Items from a data source:

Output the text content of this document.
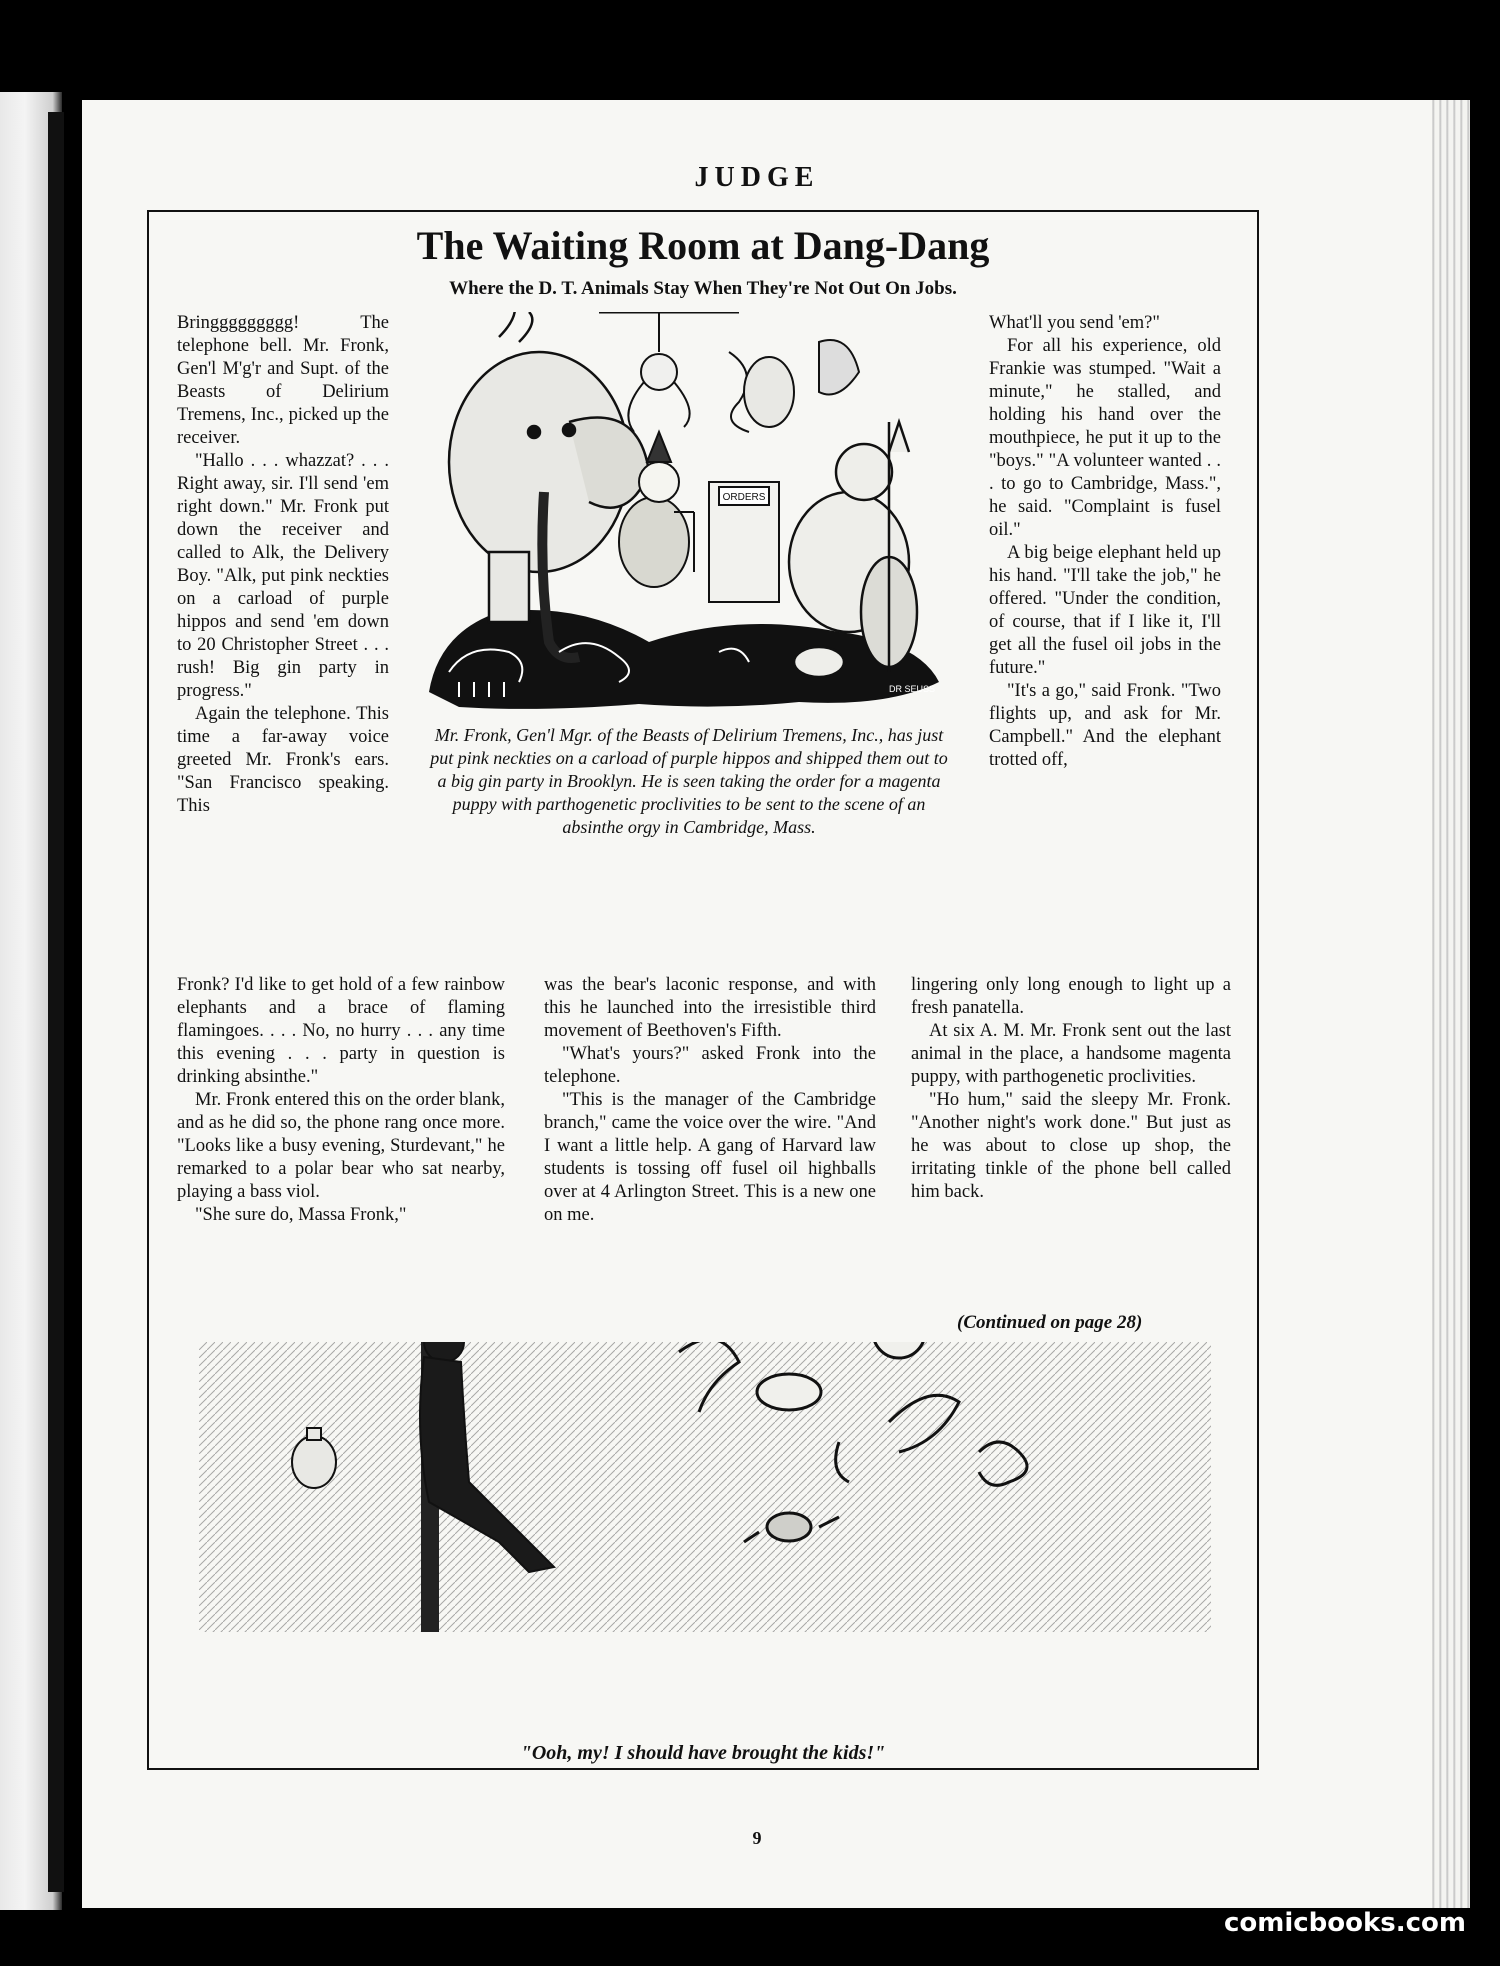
JUDGE
The Waiting Room at Dang-Dang
Where the D. T. Animals Stay When They're Not Out On Jobs.

Bringgggggggg! The telephone bell. Mr. Fronk, Gen'l M'g'r and Supt. of the Beasts of Delirium Tremens, Inc., picked up the receiver.

"Hallo . . . whazzat? . . . Right away, sir. I'll send 'em right down." Mr. Fronk put down the receiver and called to Alk, the Delivery Boy. "Alk, put pink neckties on a carload of purple hippos and send 'em down to 20 Christopher Street . . . rush! Big gin party in progress."

Again the telephone. This time a far-away voice greeted Mr. Fronk's ears. "San Francisco speaking. This

Fronk? I'd like to get hold of a few rainbow elephants and a brace of flaming flamingoes. . . . No, no hurry . . . any time this evening . . . party in question is drinking absinthe."

Mr. Fronk entered this on the order blank, and as he did so, the phone rang once more. "Looks like a busy evening, Sturdevant," he remarked to a polar bear who sat nearby, playing a bass viol.

"She sure do, Massa Fronk,"

was the bear's laconic response, and with this he launched into the irresistible third movement of Beethoven's Fifth.

"What's yours?" asked Fronk into the telephone.

"This is the manager of the Cambridge branch," came the voice over the wire. "And I want a little help. A gang of Harvard law students is tossing off fusel oil highballs over at 4 Arlington Street. This is a new one on me.

What'll you send 'em?"

For all his experience, old Frankie was stumped. "Wait a minute," he stalled, and holding his hand over the mouthpiece, he put it up to the "boys." "A volunteer wanted . . . to go to Cambridge, Mass.", he said. "Complaint is fusel oil."

A big beige elephant held up his hand. "I'll take the job," he offered. "Under the condition, of course, that if I like it, I'll get all the fusel oil jobs in the future."

"It's a go," said Fronk. "Two flights up, and ask for Mr. Campbell." And the elephant trotted off,

lingering only long enough to light up a fresh panatella.

At six A. M. Mr. Fronk sent out the last animal in the place, a handsome magenta puppy, with parthogenetic proclivities.

"Ho hum," said the sleepy Mr. Fronk. "Another night's work done." But just as he was about to close up shop, the irritating tinkle of the phone bell called him back.

(Continued on page 28)
ORDERS
DR SEUSS
Mr. Fronk, Gen'l Mgr. of the Beasts of Delirium Tremens, Inc., has just put pink neckties on a carload of purple hippos and shipped them out to a big gin party in Brooklyn. He is seen taking the order for a magenta puppy with parthogenetic proclivities to be sent to the scene of an absinthe orgy in Cambridge, Mass.
"Ooh, my! I should have brought the kids!"
9
comicbooks.com
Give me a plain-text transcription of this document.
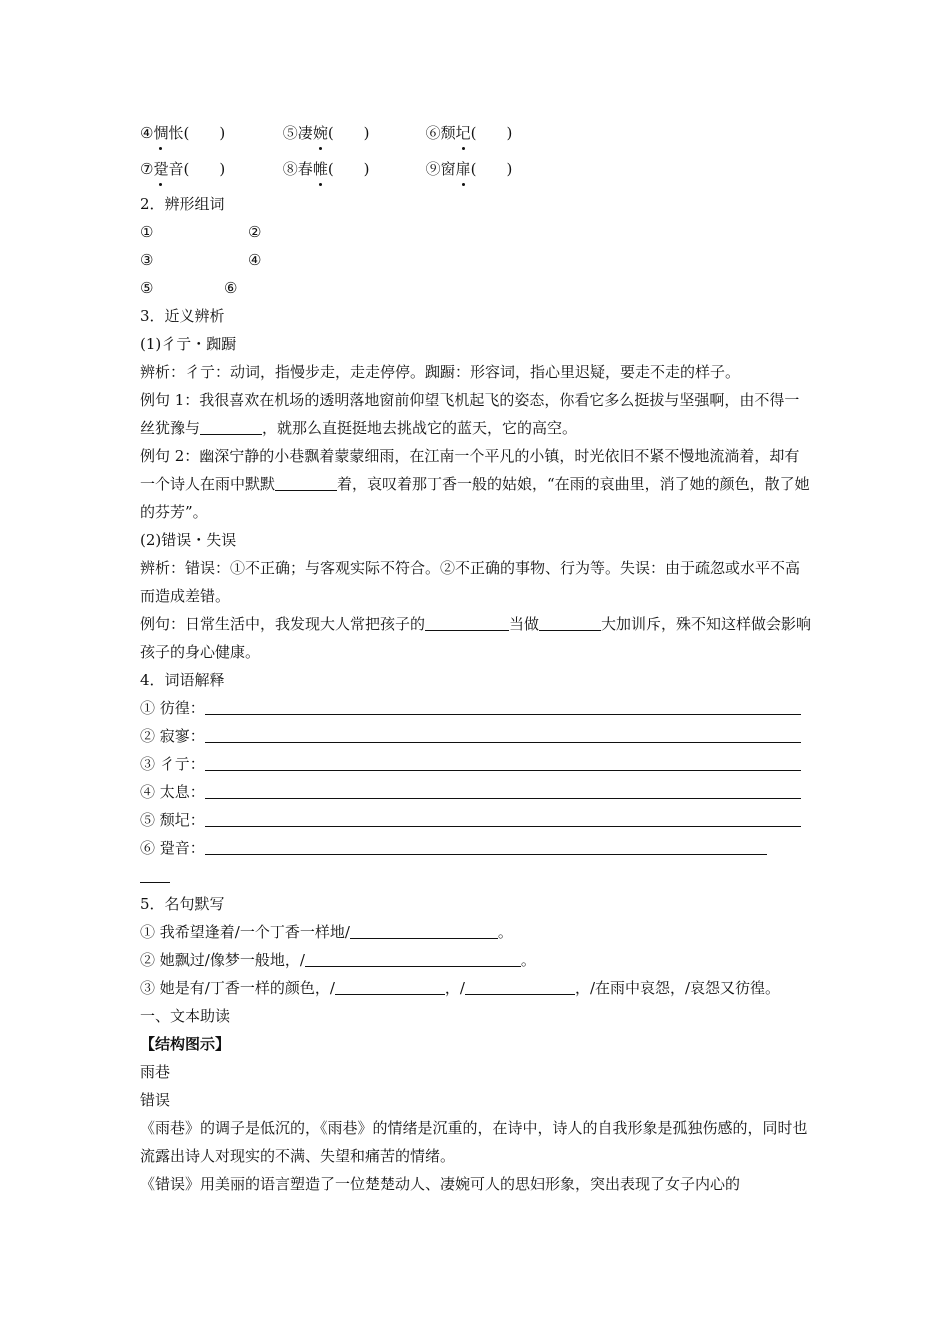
④惆怅(　　)	⑤凄婉(　　)	⑥颓圮(　　)
⑦跫音(　　)	⑧春帷(　　)	⑨窗扉(　　)
2．辨形组词
①	②
③	④
⑤	⑥
3．近义辨析
(1)彳亍・踟蹰
辨析：彳亍：动词，指慢步走，走走停停。踟蹰：形容词，指心里迟疑，要走不走的样子。
例句 1：我很喜欢在机场的透明落地窗前仰望飞机起飞的姿态，你看它多么挺拔与坚强啊，由不得一丝犹豫与	，就那么直挺挺地去挑战它的蓝天，它的高空。
例句 2：幽深宁静的小巷飘着蒙蒙细雨，在江南一个平凡的小镇，时光依旧不紧不慢地流淌着，却有一个诗人在雨中默默	着，哀叹着那丁香一般的姑娘，“在雨的哀曲里，消了她的颜色，散了她的芬芳”。
(2)错误・失误
辨析：错误：①不正确；与客观实际不符合。②不正确的事物、行为等。失误：由于疏忽或水平不高而造成差错。
例句：日常生活中，我发现大人常把孩子的	当做	大加训斥，殊不知这样做会影响孩子的身心健康。
4．词语解释
① 彷徨：
② 寂寥：
③ 彳亍：
④ 太息：
⑤ 颓圮：
⑥ 跫音：
5．名句默写
① 我希望逢着/一个丁香一样地/	。
② 她飘过/像梦一般地，/	。
③ 她是有/丁香一样的颜色，/	，/	，/在雨中哀怨，/哀怨又彷徨。
一、文本助读
【结构图示】
雨巷
错误
《雨巷》的调子是低沉的，《雨巷》的情绪是沉重的，在诗中，诗人的自我形象是孤独伤感的，同时也流露出诗人对现实的不满、失望和痛苦的情绪。
《错误》用美丽的语言塑造了一位楚楚动人、凄婉可人的思妇形象，突出表现了女子内心的
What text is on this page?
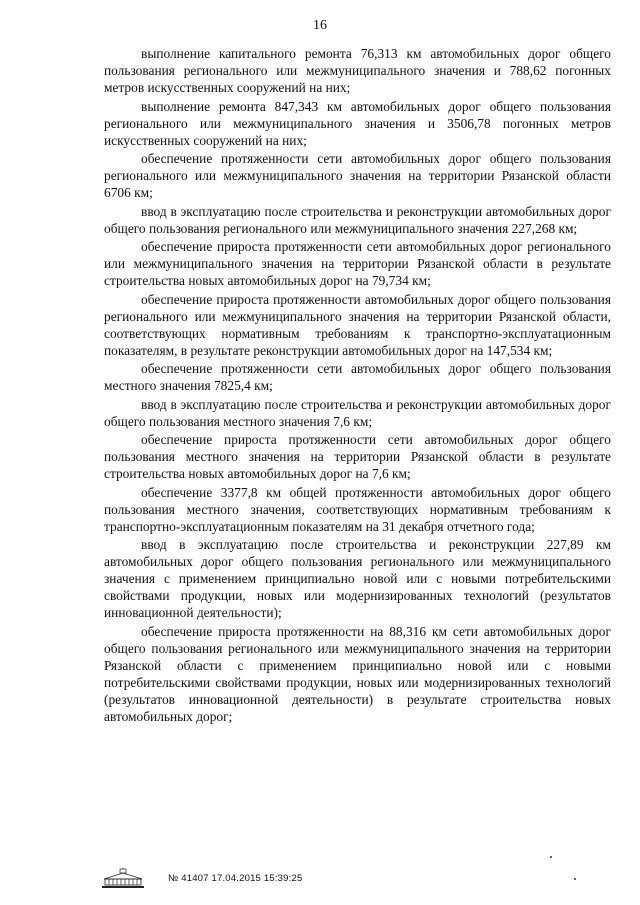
16

выполнение капитального ремонта 76,313 км автомобильных дорог общего пользования регионального или межмуниципального значения и 788,62 погонных метров искусственных сооружений на них;

выполнение ремонта 847,343 км автомобильных дорог общего пользования регионального или межмуниципального значения и 3506,78 погонных метров искусственных сооружений на них;

обеспечение протяженности сети автомобильных дорог общего пользования регионального или межмуниципального значения на территории Рязанской области 6706 км;

ввод в эксплуатацию после строительства и реконструкции автомобильных дорог общего пользования регионального или межмуниципального значения 227,268 км;

обеспечение прироста протяженности сети автомобильных дорог регионального или межмуниципального значения на территории Рязанской области в результате строительства новых автомобильных дорог на 79,734 км;

обеспечение прироста протяженности автомобильных дорог общего пользования регионального или межмуниципального значения на территории Рязанской области, соответствующих нормативным требованиям к транспортно-эксплуатационным показателям, в результате реконструкции автомобильных дорог на 147,534 км;

обеспечение протяженности сети автомобильных дорог общего пользования местного значения 7825,4 км;

ввод в эксплуатацию после строительства и реконструкции автомобильных дорог общего пользования местного значения 7,6 км;

обеспечение прироста протяженности сети автомобильных дорог общего пользования местного значения на территории Рязанской области в результате строительства новых автомобильных дорог на 7,6 км;

обеспечение 3377,8 км общей протяженности автомобильных дорог общего пользования местного значения, соответствующих нормативным требованиям к транспортно-эксплуатационным показателям на 31 декабря отчетного года;

ввод в эксплуатацию после строительства и реконструкции 227,89 км автомобильных дорог общего пользования регионального или межмуниципального значения с применением принципиально новой или с новыми потребительскими свойствами продукции, новых или модернизированных технологий (результатов инновационной деятельности);

обеспечение прироста протяженности на 88,316 км сети автомобильных дорог общего пользования регионального или межмуниципального значения на территории Рязанской области с применением принципиально новой или с новыми потребительскими свойствами продукции, новых или модернизированных технологий (результатов инновационной деятельности) в результате строительства новых автомобильных дорог;

№ 41407 17.04.2015 15:39:25
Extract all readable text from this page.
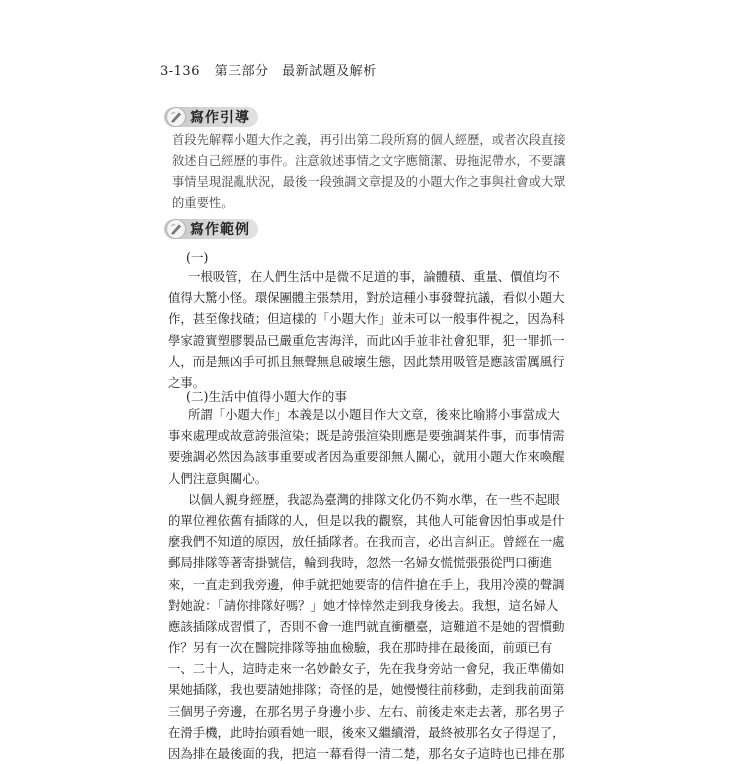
3-136 第三部分　最新試題及解析
寫作引導
首段先解釋小題大作之義，再引出第二段所寫的個人經歷，或者次段直接
敘述自己經歷的事件。注意敘述事情之文字應簡潔、毋拖泥帶水，不要讓
事情呈現混亂狀況，最後一段強調文章提及的小題大作之事與社會或大眾
的重要性。
寫作範例
(一)
一根吸管，在人們生活中是微不足道的事，論體積、重量、價值均不
值得大驚小怪。環保團體主張禁用，對於這種小事發聲抗議，看似小題大
作，甚至像找碴；但這樣的「小題大作」並未可以一般事件視之，因為科
學家證實塑膠製品已嚴重危害海洋，而此凶手並非社會犯罪，犯一罪抓一
人，而是無凶手可抓且無聲無息破壞生態，因此禁用吸管是應該雷厲風行
之事。
(二)生活中值得小題大作的事
所謂「小題大作」本義是以小題目作大文章，後來比喻將小事當成大
事來處理或故意誇張渲染；既是誇張渲染則應是要強調某件事，而事情需
要強調必然因為該事重要或者因為重要卻無人關心，就用小題大作來喚醒
人們注意與關心。
以個人親身經歷，我認為臺灣的排隊文化仍不夠水準，在一些不起眼
的單位裡依舊有插隊的人，但是以我的觀察，其他人可能會因怕事或是什
麼我們不知道的原因，放任插隊者。在我而言，必出言糾正。曾經在一處
郵局排隊等著寄掛號信，輪到我時，忽然一名婦女慌慌張張從門口衝進
來，一直走到我旁邊，伸手就把她要寄的信件搶在手上，我用冷漠的聲調
對她說：「請你排隊好嗎？」她才悻悻然走到我身後去。我想，這名婦人
應該插隊成習慣了，否則不會一進門就直衝櫃臺，這難道不是她的習慣動
作？另有一次在醫院排隊等抽血檢驗，我在那時排在最後面，前頭已有
一、二十人，這時走來一名妙齡女子，先在我身旁站一會兒，我正準備如
果她插隊，我也要請她排隊；奇怪的是，她慢慢往前移動，走到我前面第
三個男子旁邊，在那名男子身邊小步、左右、前後走來走去著，那名男子
在滑手機，此時抬頭看她一眼，後來又繼續滑，最終被那名女子得逞了，
因為排在最後面的我，把這一幕看得一清二楚，那名女子這時也已排在那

YOUR OBJECTIVE: Count every line in the listing above that holds "magenta", then report only the count.

CORRECT ANSWER: 2